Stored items
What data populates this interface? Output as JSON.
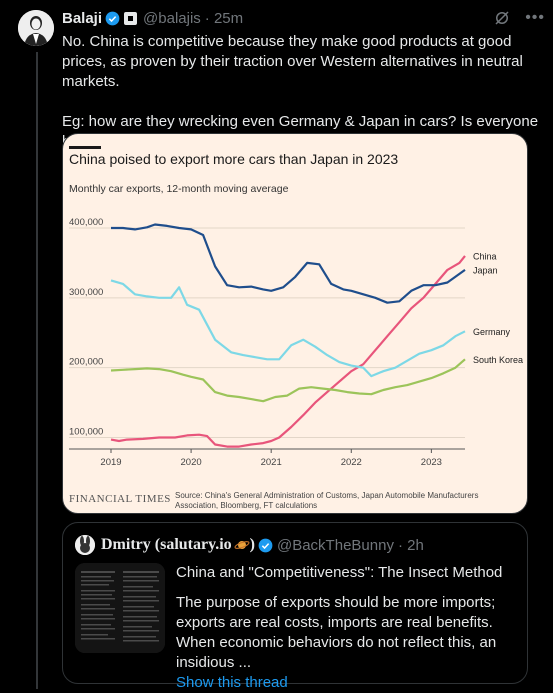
{
  "tweet": {
    "name": "Balaji",
    "handle": "@balajis",
    "time": "· 25m",
    "text": "No. China is competitive because they make good products at good prices, as proven by their traction over Western alternatives in neutral markets.\n\nEg: how are they wrecking even Germany & Japan in cars? Is everyone brainwashed? Or has China gotten good?"
  },
  "chart_data": {
    "type": "line",
    "title": "China poised to export more cars than Japan in 2023",
    "subtitle": "Monthly car exports, 12-month moving average",
    "y_ticks": [
      "400,000",
      "300,000",
      "200,000",
      "100,000"
    ],
    "x_ticks": [
      "2019",
      "2020",
      "2021",
      "2022",
      "2023"
    ],
    "ylim": [
      85000,
      420000
    ],
    "xlim": [
      2019.0,
      2023.42
    ],
    "series": [
      {
        "name": "China",
        "color": "#e8557b",
        "x": [
          2019.0,
          2019.1,
          2019.2,
          2019.4,
          2019.6,
          2019.8,
          2019.95,
          2020.1,
          2020.2,
          2020.3,
          2020.45,
          2020.6,
          2020.75,
          2020.9,
          2021.0,
          2021.1,
          2021.25,
          2021.4,
          2021.55,
          2021.7,
          2021.85,
          2022.0,
          2022.15,
          2022.3,
          2022.45,
          2022.6,
          2022.75,
          2022.9,
          2023.05,
          2023.2,
          2023.35,
          2023.42
        ],
        "values": [
          97000,
          95000,
          97000,
          98000,
          100000,
          100000,
          103000,
          104000,
          102000,
          90000,
          87000,
          87000,
          90000,
          92000,
          95000,
          100000,
          115000,
          132000,
          150000,
          165000,
          180000,
          195000,
          205000,
          225000,
          245000,
          265000,
          285000,
          300000,
          320000,
          340000,
          350000,
          360000
        ]
      },
      {
        "name": "Japan",
        "color": "#1f4e8c",
        "x": [
          2019.0,
          2019.15,
          2019.3,
          2019.45,
          2019.55,
          2019.7,
          2019.85,
          2020.0,
          2020.15,
          2020.3,
          2020.45,
          2020.6,
          2020.75,
          2020.9,
          2021.0,
          2021.15,
          2021.3,
          2021.45,
          2021.6,
          2021.75,
          2021.9,
          2022.0,
          2022.15,
          2022.3,
          2022.45,
          2022.6,
          2022.75,
          2022.9,
          2023.05,
          2023.2,
          2023.42
        ],
        "values": [
          400000,
          400000,
          398000,
          401000,
          405000,
          403000,
          400000,
          398000,
          390000,
          345000,
          318000,
          315000,
          316000,
          312000,
          310000,
          315000,
          330000,
          350000,
          348000,
          320000,
          312000,
          310000,
          305000,
          300000,
          293000,
          295000,
          310000,
          318000,
          318000,
          322000,
          340000
        ]
      },
      {
        "name": "Germany",
        "color": "#7dd8e6",
        "x": [
          2019.0,
          2019.15,
          2019.3,
          2019.45,
          2019.6,
          2019.75,
          2019.85,
          2019.95,
          2020.1,
          2020.3,
          2020.5,
          2020.65,
          2020.8,
          2020.95,
          2021.1,
          2021.25,
          2021.4,
          2021.55,
          2021.7,
          2021.85,
          2022.0,
          2022.15,
          2022.25,
          2022.4,
          2022.55,
          2022.7,
          2022.85,
          2023.0,
          2023.15,
          2023.3,
          2023.42
        ],
        "values": [
          325000,
          320000,
          305000,
          302000,
          300000,
          300000,
          315000,
          290000,
          283000,
          240000,
          222000,
          218000,
          215000,
          212000,
          212000,
          232000,
          240000,
          230000,
          218000,
          208000,
          203000,
          200000,
          188000,
          195000,
          200000,
          210000,
          220000,
          225000,
          232000,
          245000,
          252000
        ]
      },
      {
        "name": "South Korea",
        "color": "#9cc45a",
        "x": [
          2019.0,
          2019.15,
          2019.3,
          2019.45,
          2019.6,
          2019.75,
          2019.9,
          2020.0,
          2020.15,
          2020.3,
          2020.45,
          2020.6,
          2020.75,
          2020.9,
          2021.05,
          2021.2,
          2021.35,
          2021.5,
          2021.65,
          2021.8,
          2021.95,
          2022.1,
          2022.25,
          2022.4,
          2022.55,
          2022.7,
          2022.85,
          2023.0,
          2023.15,
          2023.3,
          2023.42
        ],
        "values": [
          196000,
          197000,
          198000,
          199000,
          198000,
          195000,
          190000,
          187000,
          183000,
          165000,
          160000,
          158000,
          155000,
          152000,
          158000,
          160000,
          170000,
          172000,
          170000,
          168000,
          165000,
          163000,
          162000,
          168000,
          172000,
          175000,
          180000,
          185000,
          192000,
          200000,
          212000
        ]
      }
    ],
    "source_brand": "FINANCIAL TIMES",
    "source_note_1": "Source: China's General Administration of Customs, Japan Automobile Manufacturers",
    "source_note_2": "Association, Bloomberg, FT calculations"
  },
  "quote": {
    "name": "Dmitry (salutary.io",
    "name_suffix": ")",
    "handle": "@BackTheBunny",
    "time": "· 2h",
    "title": "China and \"Competitiveness\": The Insect Method",
    "body": "The purpose of exports should be more imports; exports are real costs, imports are real benefits. When economic behaviors do not reflect this, an insidious ...",
    "link": "Show this thread"
  }
}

→ **What to work on**
Each line in the material either holds the string "color" or does not. State how many do, and nothing else.

→ **In response**
4